• [What the exercise asks]: Scan the data below for the string "Промышленные". Copy every line where it appears.

• [The records]:

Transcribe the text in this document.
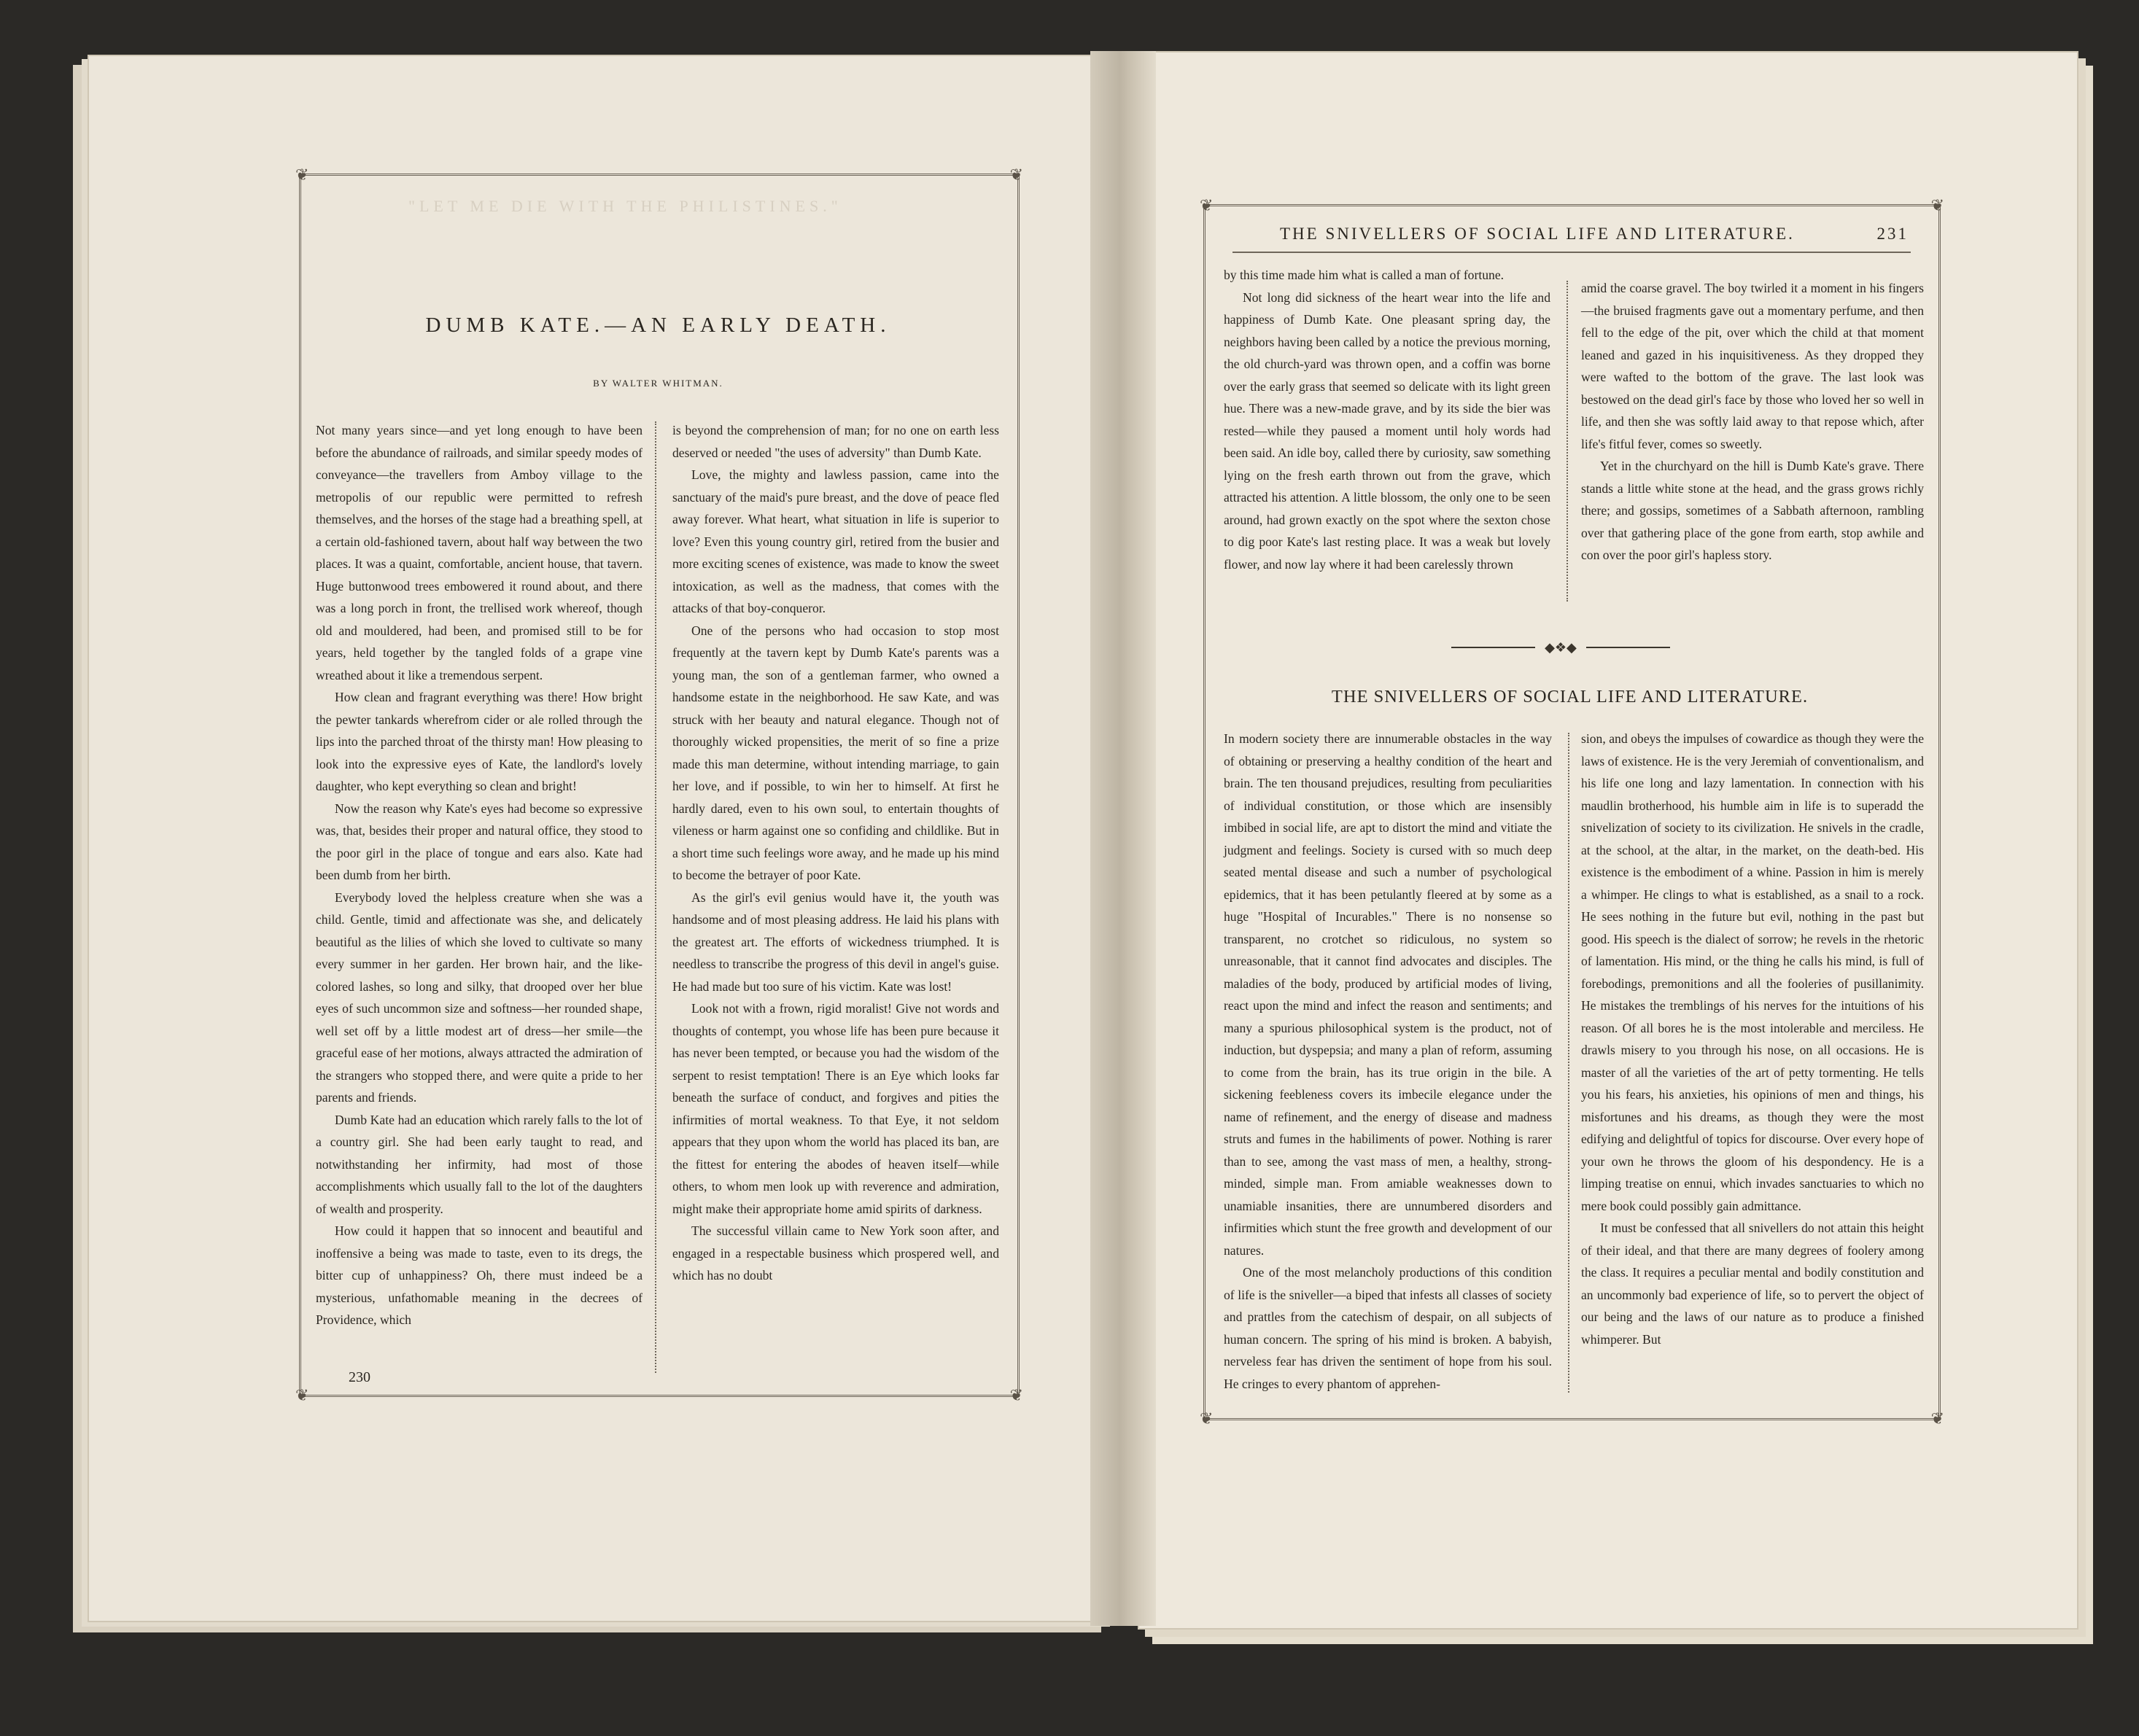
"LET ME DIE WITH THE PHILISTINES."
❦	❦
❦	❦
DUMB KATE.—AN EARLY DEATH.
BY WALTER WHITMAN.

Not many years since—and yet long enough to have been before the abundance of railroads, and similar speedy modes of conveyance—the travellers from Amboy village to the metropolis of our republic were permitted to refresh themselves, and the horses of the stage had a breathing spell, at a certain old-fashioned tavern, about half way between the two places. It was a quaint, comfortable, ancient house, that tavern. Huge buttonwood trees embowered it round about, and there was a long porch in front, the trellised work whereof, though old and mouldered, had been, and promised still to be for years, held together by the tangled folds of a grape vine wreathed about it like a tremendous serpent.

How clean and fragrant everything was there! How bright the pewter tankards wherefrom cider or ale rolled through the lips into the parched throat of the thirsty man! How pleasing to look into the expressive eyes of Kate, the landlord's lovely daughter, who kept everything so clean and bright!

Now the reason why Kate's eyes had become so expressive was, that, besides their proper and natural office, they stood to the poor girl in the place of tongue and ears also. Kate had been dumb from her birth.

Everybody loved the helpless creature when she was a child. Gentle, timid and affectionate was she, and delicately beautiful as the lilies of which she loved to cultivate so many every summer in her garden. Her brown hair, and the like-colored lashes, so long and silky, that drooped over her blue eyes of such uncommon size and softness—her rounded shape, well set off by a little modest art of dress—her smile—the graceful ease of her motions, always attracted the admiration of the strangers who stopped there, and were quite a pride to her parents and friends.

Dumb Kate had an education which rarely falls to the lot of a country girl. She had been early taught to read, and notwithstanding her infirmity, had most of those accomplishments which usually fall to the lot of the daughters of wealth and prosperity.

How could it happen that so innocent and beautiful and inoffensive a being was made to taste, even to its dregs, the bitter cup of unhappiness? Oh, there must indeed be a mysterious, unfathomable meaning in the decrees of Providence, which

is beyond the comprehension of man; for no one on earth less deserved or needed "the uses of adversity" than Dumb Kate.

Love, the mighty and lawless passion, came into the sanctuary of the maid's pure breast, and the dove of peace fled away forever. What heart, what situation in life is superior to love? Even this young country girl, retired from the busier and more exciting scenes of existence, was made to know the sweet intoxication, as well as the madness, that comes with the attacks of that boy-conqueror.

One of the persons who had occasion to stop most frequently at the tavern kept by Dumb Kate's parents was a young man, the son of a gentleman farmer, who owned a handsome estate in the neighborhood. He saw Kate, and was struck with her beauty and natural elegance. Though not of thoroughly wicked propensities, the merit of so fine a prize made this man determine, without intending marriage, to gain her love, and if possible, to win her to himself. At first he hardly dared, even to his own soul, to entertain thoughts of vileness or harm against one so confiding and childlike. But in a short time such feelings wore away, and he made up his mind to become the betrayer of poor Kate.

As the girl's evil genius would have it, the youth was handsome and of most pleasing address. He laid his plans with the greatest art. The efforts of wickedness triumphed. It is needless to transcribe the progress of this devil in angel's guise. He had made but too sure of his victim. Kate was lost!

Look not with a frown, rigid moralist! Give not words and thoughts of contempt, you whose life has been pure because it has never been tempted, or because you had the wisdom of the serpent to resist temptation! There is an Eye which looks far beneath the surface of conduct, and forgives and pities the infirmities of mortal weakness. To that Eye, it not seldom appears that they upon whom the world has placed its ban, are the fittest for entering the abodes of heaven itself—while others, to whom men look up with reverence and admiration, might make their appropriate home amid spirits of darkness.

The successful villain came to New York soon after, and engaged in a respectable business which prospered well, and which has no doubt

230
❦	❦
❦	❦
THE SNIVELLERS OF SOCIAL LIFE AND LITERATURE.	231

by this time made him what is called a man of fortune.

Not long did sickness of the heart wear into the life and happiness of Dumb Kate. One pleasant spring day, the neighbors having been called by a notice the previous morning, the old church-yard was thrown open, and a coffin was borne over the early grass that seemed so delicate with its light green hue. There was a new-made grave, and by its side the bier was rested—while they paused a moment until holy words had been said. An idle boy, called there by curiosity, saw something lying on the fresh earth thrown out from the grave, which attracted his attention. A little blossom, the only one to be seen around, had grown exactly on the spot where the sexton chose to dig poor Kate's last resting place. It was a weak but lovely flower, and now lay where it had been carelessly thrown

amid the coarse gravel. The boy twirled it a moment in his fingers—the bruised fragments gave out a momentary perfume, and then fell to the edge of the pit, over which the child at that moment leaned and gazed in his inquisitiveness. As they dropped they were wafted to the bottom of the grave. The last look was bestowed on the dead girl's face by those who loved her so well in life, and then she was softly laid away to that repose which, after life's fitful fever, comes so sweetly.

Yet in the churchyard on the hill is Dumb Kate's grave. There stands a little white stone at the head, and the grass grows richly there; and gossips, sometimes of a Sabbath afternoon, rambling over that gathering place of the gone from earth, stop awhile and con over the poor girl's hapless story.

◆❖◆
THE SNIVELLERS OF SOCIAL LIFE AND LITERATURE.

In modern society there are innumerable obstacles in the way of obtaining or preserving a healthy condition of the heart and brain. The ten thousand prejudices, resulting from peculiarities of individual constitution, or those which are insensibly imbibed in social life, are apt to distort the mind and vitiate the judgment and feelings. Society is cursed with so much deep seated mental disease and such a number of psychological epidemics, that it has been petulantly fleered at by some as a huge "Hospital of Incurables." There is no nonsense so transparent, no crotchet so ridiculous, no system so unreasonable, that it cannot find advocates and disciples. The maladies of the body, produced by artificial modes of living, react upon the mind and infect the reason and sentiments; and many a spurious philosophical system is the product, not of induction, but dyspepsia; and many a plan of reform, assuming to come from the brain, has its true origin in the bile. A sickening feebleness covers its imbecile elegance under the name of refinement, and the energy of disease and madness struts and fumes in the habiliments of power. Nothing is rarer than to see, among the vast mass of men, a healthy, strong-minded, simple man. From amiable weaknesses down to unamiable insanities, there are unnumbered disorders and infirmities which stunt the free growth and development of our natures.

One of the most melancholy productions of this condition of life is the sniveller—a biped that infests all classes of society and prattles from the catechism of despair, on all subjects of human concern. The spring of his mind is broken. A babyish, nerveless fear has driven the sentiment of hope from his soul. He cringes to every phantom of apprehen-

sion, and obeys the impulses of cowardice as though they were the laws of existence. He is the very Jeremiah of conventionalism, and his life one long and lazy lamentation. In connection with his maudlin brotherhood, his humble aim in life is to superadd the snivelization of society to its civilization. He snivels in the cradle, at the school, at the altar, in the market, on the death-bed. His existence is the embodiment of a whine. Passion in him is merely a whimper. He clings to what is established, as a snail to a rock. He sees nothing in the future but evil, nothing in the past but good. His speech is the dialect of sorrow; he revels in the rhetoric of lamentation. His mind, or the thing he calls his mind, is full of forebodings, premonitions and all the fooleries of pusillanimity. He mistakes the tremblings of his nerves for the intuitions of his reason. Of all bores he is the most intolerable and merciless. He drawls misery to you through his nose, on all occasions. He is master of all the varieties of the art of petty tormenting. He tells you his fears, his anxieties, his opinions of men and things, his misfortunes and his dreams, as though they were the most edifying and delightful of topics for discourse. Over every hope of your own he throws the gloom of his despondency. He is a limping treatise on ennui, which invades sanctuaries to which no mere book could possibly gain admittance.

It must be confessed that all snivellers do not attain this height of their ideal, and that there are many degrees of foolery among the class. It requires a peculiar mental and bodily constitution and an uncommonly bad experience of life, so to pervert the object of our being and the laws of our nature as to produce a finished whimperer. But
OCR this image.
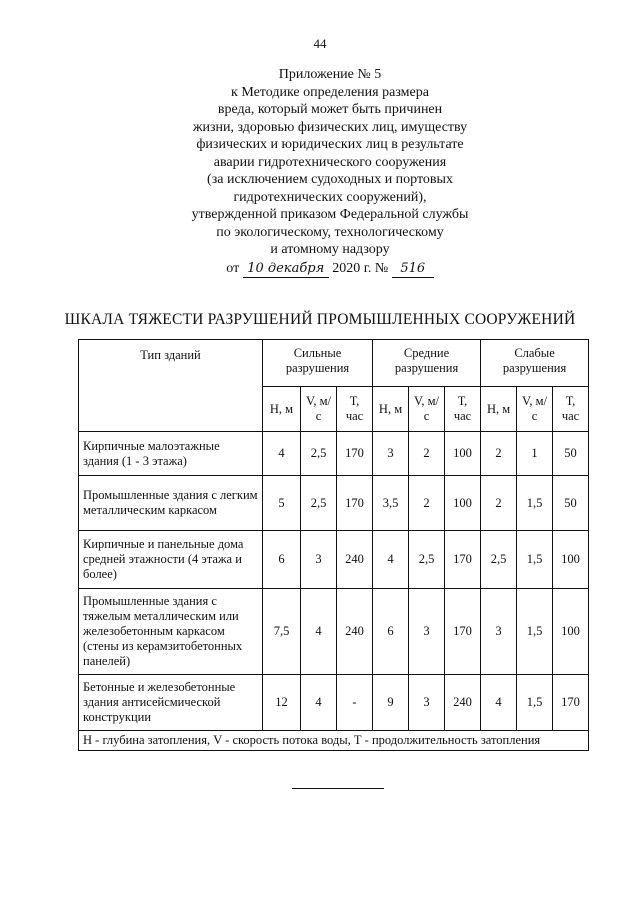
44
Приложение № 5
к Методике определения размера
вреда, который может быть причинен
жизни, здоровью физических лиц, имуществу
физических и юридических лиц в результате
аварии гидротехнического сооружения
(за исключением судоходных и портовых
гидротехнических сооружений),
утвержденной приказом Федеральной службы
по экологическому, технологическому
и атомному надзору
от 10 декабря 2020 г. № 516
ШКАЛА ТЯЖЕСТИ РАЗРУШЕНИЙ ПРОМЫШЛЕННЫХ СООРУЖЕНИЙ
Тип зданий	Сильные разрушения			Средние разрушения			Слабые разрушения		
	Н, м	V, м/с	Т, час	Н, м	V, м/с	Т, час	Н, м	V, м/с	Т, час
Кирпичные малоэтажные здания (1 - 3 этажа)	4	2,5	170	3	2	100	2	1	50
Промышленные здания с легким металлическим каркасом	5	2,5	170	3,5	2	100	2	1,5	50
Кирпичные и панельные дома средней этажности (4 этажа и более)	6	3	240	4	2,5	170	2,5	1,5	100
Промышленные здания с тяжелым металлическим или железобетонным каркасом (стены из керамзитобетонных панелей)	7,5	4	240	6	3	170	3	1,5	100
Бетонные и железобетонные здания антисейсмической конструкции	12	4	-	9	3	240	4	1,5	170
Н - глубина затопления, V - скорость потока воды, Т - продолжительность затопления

• [Reply to the task]:
Промышленные здания с легким металлическим каркасом	5	2,5	170	3,5	2	100	2	1,5	50
Промышленные здания с тяжелым металлическим или железобетонным каркасом (стены из керамзитобетонных панелей)	7,5	4	240	6	3	170	3	1,5	100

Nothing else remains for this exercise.